Figure contents as structured data
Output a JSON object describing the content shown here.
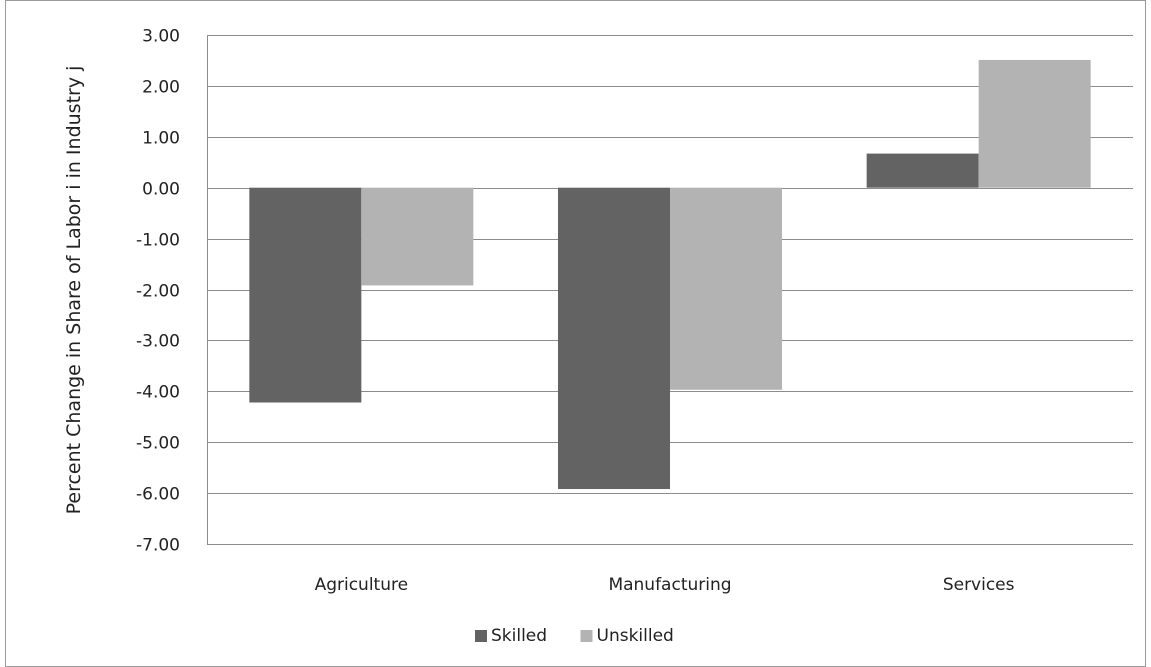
{
  "chart_data": {
    "type": "bar",
    "title": "",
    "xlabel": "",
    "ylabel": "Percent Change in Share of Labor i in Industry j",
    "categories": [
      "Agriculture",
      "Manufacturing",
      "Services"
    ],
    "series": [
      {
        "name": "Skilled",
        "values": [
          -4.22,
          -5.92,
          0.67
        ],
        "color": "#636363"
      },
      {
        "name": "Unskilled",
        "values": [
          -1.92,
          -3.97,
          2.51
        ],
        "color": "#b3b3b3"
      }
    ],
    "ylim": [
      -7.0,
      3.0
    ],
    "yticks": [
      "3.00",
      "2.00",
      "1.00",
      "0.00",
      "-1.00",
      "-2.00",
      "-3.00",
      "-4.00",
      "-5.00",
      "-6.00",
      "-7.00"
    ],
    "grid": true,
    "legend_position": "bottom-center"
  },
  "colors": {
    "gridline": "#8c8c8c",
    "frame": "#8c8c8c",
    "text": "#222222"
  }
}
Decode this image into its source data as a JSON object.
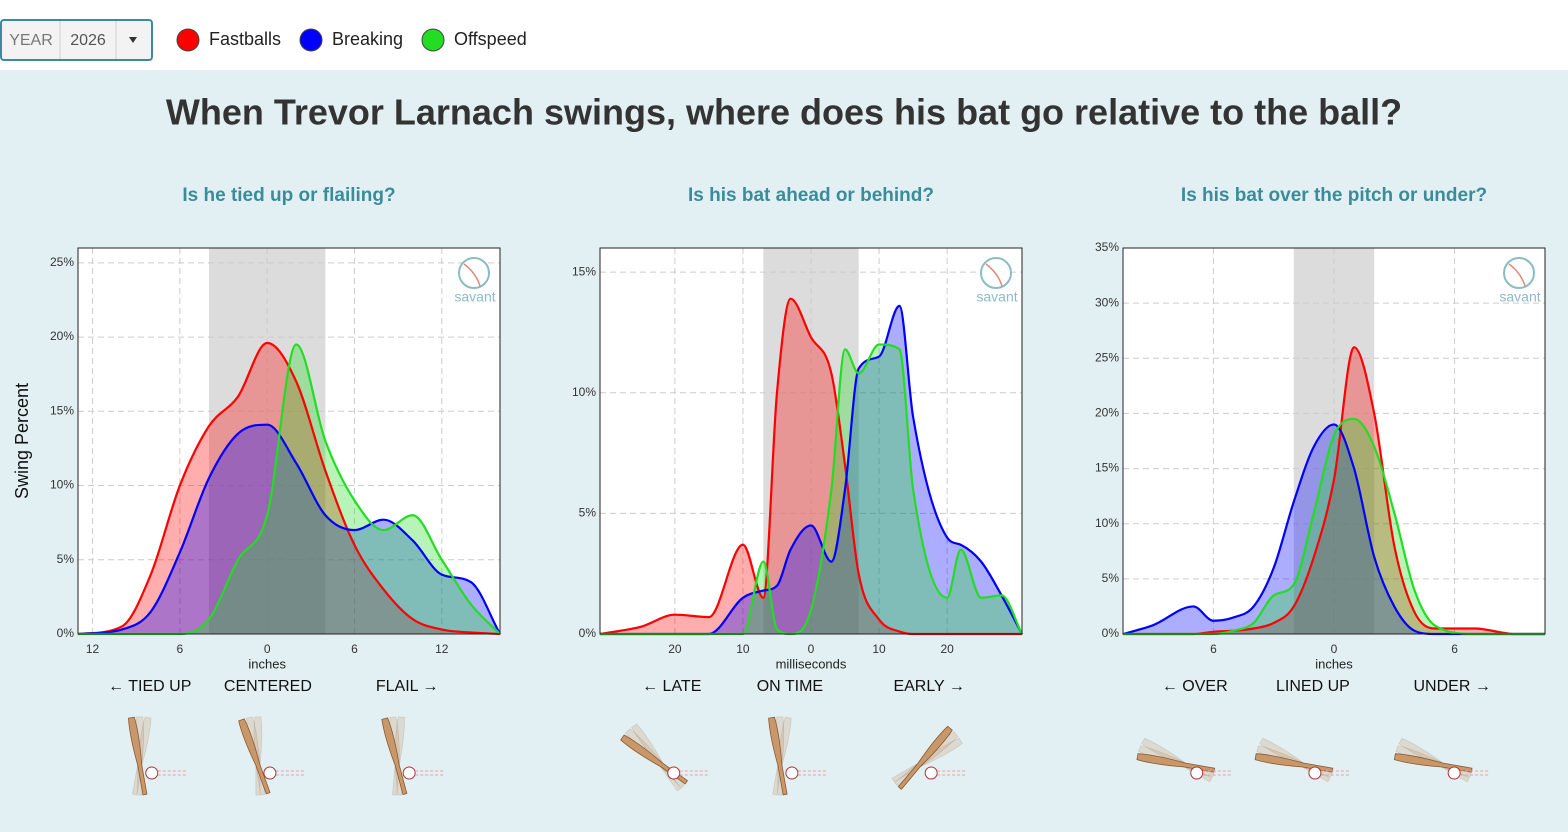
{
  "controls": {
    "year_label": "YEAR",
    "year": "2026"
  },
  "title": "When Trevor Larnach swings, where does his bat go relative to the ball?",
  "chart_data": [
    {
      "type": "area",
      "subtitle": "Is he tied up or flailing?",
      "y_label": "Swing Percent",
      "x_label": "inches",
      "directions": [
        "← TIED UP",
        "CENTERED",
        "FLAIL →"
      ],
      "logo": "savant",
      "grid": true,
      "shaded_range": [
        -4,
        4
      ],
      "xlim": [
        -13,
        16
      ],
      "xticks": [
        {
          "value": -12,
          "label": "12"
        },
        {
          "value": -6,
          "label": "6"
        },
        0,
        6,
        12
      ],
      "ylim": [
        0,
        26
      ],
      "yticks": [
        {
          "value": 0,
          "label": "0%"
        },
        {
          "value": 5,
          "label": "5%"
        },
        {
          "value": 10,
          "label": "10%"
        },
        {
          "value": 15,
          "label": "15%"
        },
        {
          "value": 20,
          "label": "20%"
        },
        {
          "value": 25,
          "label": "25%"
        }
      ],
      "x": [
        -13,
        -10,
        -8,
        -6,
        -4,
        -2,
        0,
        2,
        4,
        6,
        8,
        10,
        12,
        14,
        16
      ],
      "series": [
        {
          "name": "Fastballs",
          "color": "#ff0000",
          "values": [
            0,
            0.5,
            4,
            10,
            14,
            16,
            19.6,
            17,
            11,
            6,
            3,
            1,
            0.3,
            0.1,
            0
          ]
        },
        {
          "name": "Breaking",
          "color": "#0000ff",
          "values": [
            0,
            0.3,
            1.5,
            5.5,
            10.5,
            13.5,
            14.1,
            11.5,
            8,
            7,
            7.7,
            6.3,
            4,
            3.5,
            0
          ]
        },
        {
          "name": "Offspeed",
          "color": "#22dd22",
          "values": [
            0,
            0,
            0,
            0,
            1,
            5,
            8,
            19.5,
            13,
            9,
            7,
            8,
            5,
            2,
            0
          ]
        }
      ]
    },
    {
      "type": "area",
      "subtitle": "Is his bat ahead or behind?",
      "x_label": "milliseconds",
      "directions": [
        "← LATE",
        "ON TIME",
        "EARLY →"
      ],
      "logo": "savant",
      "grid": true,
      "shaded_range": [
        -7,
        7
      ],
      "xlim": [
        -31,
        31
      ],
      "xticks": [
        {
          "value": -20,
          "label": "20"
        },
        {
          "value": -10,
          "label": "10"
        },
        0,
        10,
        20
      ],
      "ylim": [
        0,
        16
      ],
      "yticks": [
        {
          "value": 0,
          "label": "0%"
        },
        {
          "value": 5,
          "label": "5%"
        },
        {
          "value": 10,
          "label": "10%"
        },
        {
          "value": 15,
          "label": "15%"
        }
      ],
      "x": [
        -31,
        -25,
        -20,
        -15,
        -10,
        -7,
        -5,
        -3,
        0,
        3,
        5,
        7,
        10,
        13,
        15,
        20,
        22,
        25,
        28,
        31
      ],
      "series": [
        {
          "name": "Fastballs",
          "color": "#ff0000",
          "values": [
            0,
            0.3,
            0.8,
            0.7,
            3.7,
            1.5,
            10,
            13.9,
            12.3,
            10.8,
            7,
            2.5,
            0.6,
            0.1,
            0,
            0,
            0,
            0,
            0,
            0
          ]
        },
        {
          "name": "Breaking",
          "color": "#0000ff",
          "values": [
            0,
            0,
            0,
            0,
            1.5,
            1.8,
            2,
            3.5,
            4.5,
            3,
            6,
            11,
            11.5,
            13.6,
            9,
            4,
            3.7,
            3,
            1.6,
            0
          ]
        },
        {
          "name": "Offspeed",
          "color": "#22dd22",
          "values": [
            0,
            0,
            0,
            0,
            0,
            3,
            0.2,
            0,
            1,
            6,
            11.8,
            10.8,
            12,
            11.8,
            6,
            1.5,
            3.5,
            1.5,
            1.6,
            0
          ]
        }
      ]
    },
    {
      "type": "area",
      "subtitle": "Is his bat over the pitch or under?",
      "x_label": "inches",
      "directions": [
        "← OVER",
        "LINED UP",
        "UNDER →"
      ],
      "logo": "savant",
      "grid": true,
      "shaded_range": [
        -2,
        2
      ],
      "xlim": [
        -10.5,
        10.5
      ],
      "xticks": [
        {
          "value": -6,
          "label": "6"
        },
        0,
        6
      ],
      "ylim": [
        0,
        35
      ],
      "yticks": [
        {
          "value": 0,
          "label": "0%"
        },
        {
          "value": 5,
          "label": "5%"
        },
        {
          "value": 10,
          "label": "10%"
        },
        {
          "value": 15,
          "label": "15%"
        },
        {
          "value": 20,
          "label": "20%"
        },
        {
          "value": 25,
          "label": "25%"
        },
        {
          "value": 30,
          "label": "30%"
        },
        {
          "value": 35,
          "label": "35%"
        }
      ],
      "x": [
        -10.5,
        -9,
        -7,
        -6,
        -5,
        -4,
        -3,
        -2,
        -1,
        0,
        1,
        2,
        3,
        4,
        5,
        7,
        9,
        10.5
      ],
      "series": [
        {
          "name": "Fastballs",
          "color": "#ff0000",
          "values": [
            0,
            0,
            0,
            0.2,
            0.3,
            0.5,
            1,
            2.5,
            7,
            14,
            26,
            20,
            8,
            2,
            0.5,
            0.5,
            0,
            0
          ]
        },
        {
          "name": "Breaking",
          "color": "#0000ff",
          "values": [
            0,
            0.8,
            2.5,
            1.2,
            1.5,
            2.5,
            6,
            12,
            17,
            19,
            15,
            7,
            2.5,
            0.3,
            0,
            0,
            0,
            0
          ]
        },
        {
          "name": "Offspeed",
          "color": "#22dd22",
          "values": [
            0,
            0,
            0,
            0,
            0.3,
            1,
            3.5,
            4.5,
            11,
            18,
            19.5,
            17,
            11,
            4,
            0.8,
            0,
            0,
            0
          ]
        }
      ]
    }
  ]
}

* _Aim_: Give back the entries verbatim. Do not include any picture.

* _Task solution_:
Output a JSON object describing the content shown here.
{
  "chart_data": {
    "type": "bar",
    "title": "",
    "xlabel": "",
    "ylabel": "Percent Change in Share of Labor i in Industry j",
    "categories": [
      "Agriculture",
      "Manufacturing",
      "Services"
    ],
    "series": [
      {
        "name": "Skilled",
        "values": [
          -4.22,
          -5.92,
          0.67
        ],
        "color": "#636363"
      },
      {
        "name": "Unskilled",
        "values": [
          -1.92,
          -3.97,
          2.51
        ],
        "color": "#b3b3b3"
      }
    ],
    "ylim": [
      -7.0,
      3.0
    ],
    "yticks": [
      "3.00",
      "2.00",
      "1.00",
      "0.00",
      "-1.00",
      "-2.00",
      "-3.00",
      "-4.00",
      "-5.00",
      "-6.00",
      "-7.00"
    ],
    "grid": true,
    "legend_position": "bottom-center"
  },
  "colors": {
    "gridline": "#8c8c8c",
    "frame": "#8c8c8c",
    "text": "#222222"
  }
}
Decode this image into its source data as a JSON object.
{
  "controls": {
    "year_label": "YEAR",
    "year": "2026"
  },
  "title": "When Trevor Larnach swings, where does his bat go relative to the ball?",
  "chart_data": [
    {
      "type": "area",
      "subtitle": "Is he tied up or flailing?",
      "y_label": "Swing Percent",
      "x_label": "inches",
      "directions": [
        "← TIED UP",
        "CENTERED",
        "FLAIL →"
      ],
      "logo": "savant",
      "grid": true,
      "shaded_range": [
        -4,
        4
      ],
      "xlim": [
        -13,
        16
      ],
      "xticks": [
        {
          "value": -12,
          "label": "12"
        },
        {
          "value": -6,
          "label": "6"
        },
        0,
        6,
        12
      ],
      "ylim": [
        0,
        26
      ],
      "yticks": [
        {
          "value": 0,
          "label": "0%"
        },
        {
          "value": 5,
          "label": "5%"
        },
        {
          "value": 10,
          "label": "10%"
        },
        {
          "value": 15,
          "label": "15%"
        },
        {
          "value": 20,
          "label": "20%"
        },
        {
          "value": 25,
          "label": "25%"
        }
      ],
      "x": [
        -13,
        -10,
        -8,
        -6,
        -4,
        -2,
        0,
        2,
        4,
        6,
        8,
        10,
        12,
        14,
        16
      ],
      "series": [
        {
          "name": "Fastballs",
          "color": "#ff0000",
          "values": [
            0,
            0.5,
            4,
            10,
            14,
            16,
            19.6,
            17,
            11,
            6,
            3,
            1,
            0.3,
            0.1,
            0
          ]
        },
        {
          "name": "Breaking",
          "color": "#0000ff",
          "values": [
            0,
            0.3,
            1.5,
            5.5,
            10.5,
            13.5,
            14.1,
            11.5,
            8,
            7,
            7.7,
            6.3,
            4,
            3.5,
            0
          ]
        },
        {
          "name": "Offspeed",
          "color": "#22dd22",
          "values": [
            0,
            0,
            0,
            0,
            1,
            5,
            8,
            19.5,
            13,
            9,
            7,
            8,
            5,
            2,
            0
          ]
        }
      ]
    },
    {
      "type": "area",
      "subtitle": "Is his bat ahead or behind?",
      "x_label": "milliseconds",
      "directions": [
        "← LATE",
        "ON TIME",
        "EARLY →"
      ],
      "logo": "savant",
      "grid": true,
      "shaded_range": [
        -7,
        7
      ],
      "xlim": [
        -31,
        31
      ],
      "xticks": [
        {
          "value": -20,
          "label": "20"
        },
        {
          "value": -10,
          "label": "10"
        },
        0,
        10,
        20
      ],
      "ylim": [
        0,
        16
      ],
      "yticks": [
        {
          "value": 0,
          "label": "0%"
        },
        {
          "value": 5,
          "label": "5%"
        },
        {
          "value": 10,
          "label": "10%"
        },
        {
          "value": 15,
          "label": "15%"
        }
      ],
      "x": [
        -31,
        -25,
        -20,
        -15,
        -10,
        -7,
        -5,
        -3,
        0,
        3,
        5,
        7,
        10,
        13,
        15,
        20,
        22,
        25,
        28,
        31
      ],
      "series": [
        {
          "name": "Fastballs",
          "color": "#ff0000",
          "values": [
            0,
            0.3,
            0.8,
            0.7,
            3.7,
            1.5,
            10,
            13.9,
            12.3,
            10.8,
            7,
            2.5,
            0.6,
            0.1,
            0,
            0,
            0,
            0,
            0,
            0
          ]
        },
        {
          "name": "Breaking",
          "color": "#0000ff",
          "values": [
            0,
            0,
            0,
            0,
            1.5,
            1.8,
            2,
            3.5,
            4.5,
            3,
            6,
            11,
            11.5,
            13.6,
            9,
            4,
            3.7,
            3,
            1.6,
            0
          ]
        },
        {
          "name": "Offspeed",
          "color": "#22dd22",
          "values": [
            0,
            0,
            0,
            0,
            0,
            3,
            0.2,
            0,
            1,
            6,
            11.8,
            10.8,
            12,
            11.8,
            6,
            1.5,
            3.5,
            1.5,
            1.6,
            0
          ]
        }
      ]
    },
    {
      "type": "area",
      "subtitle": "Is his bat over the pitch or under?",
      "x_label": "inches",
      "directions": [
        "← OVER",
        "LINED UP",
        "UNDER →"
      ],
      "logo": "savant",
      "grid": true,
      "shaded_range": [
        -2,
        2
      ],
      "xlim": [
        -10.5,
        10.5
      ],
      "xticks": [
        {
          "value": -6,
          "label": "6"
        },
        0,
        6
      ],
      "ylim": [
        0,
        35
      ],
      "yticks": [
        {
          "value": 0,
          "label": "0%"
        },
        {
          "value": 5,
          "label": "5%"
        },
        {
          "value": 10,
          "label": "10%"
        },
        {
          "value": 15,
          "label": "15%"
        },
        {
          "value": 20,
          "label": "20%"
        },
        {
          "value": 25,
          "label": "25%"
        },
        {
          "value": 30,
          "label": "30%"
        },
        {
          "value": 35,
          "label": "35%"
        }
      ],
      "x": [
        -10.5,
        -9,
        -7,
        -6,
        -5,
        -4,
        -3,
        -2,
        -1,
        0,
        1,
        2,
        3,
        4,
        5,
        7,
        9,
        10.5
      ],
      "series": [
        {
          "name": "Fastballs",
          "color": "#ff0000",
          "values": [
            0,
            0,
            0,
            0.2,
            0.3,
            0.5,
            1,
            2.5,
            7,
            14,
            26,
            20,
            8,
            2,
            0.5,
            0.5,
            0,
            0
          ]
        },
        {
          "name": "Breaking",
          "color": "#0000ff",
          "values": [
            0,
            0.8,
            2.5,
            1.2,
            1.5,
            2.5,
            6,
            12,
            17,
            19,
            15,
            7,
            2.5,
            0.3,
            0,
            0,
            0,
            0
          ]
        },
        {
          "name": "Offspeed",
          "color": "#22dd22",
          "values": [
            0,
            0,
            0,
            0,
            0.3,
            1,
            3.5,
            4.5,
            11,
            18,
            19.5,
            17,
            11,
            4,
            0.8,
            0,
            0,
            0
          ]
        }
      ]
    }
  ]
}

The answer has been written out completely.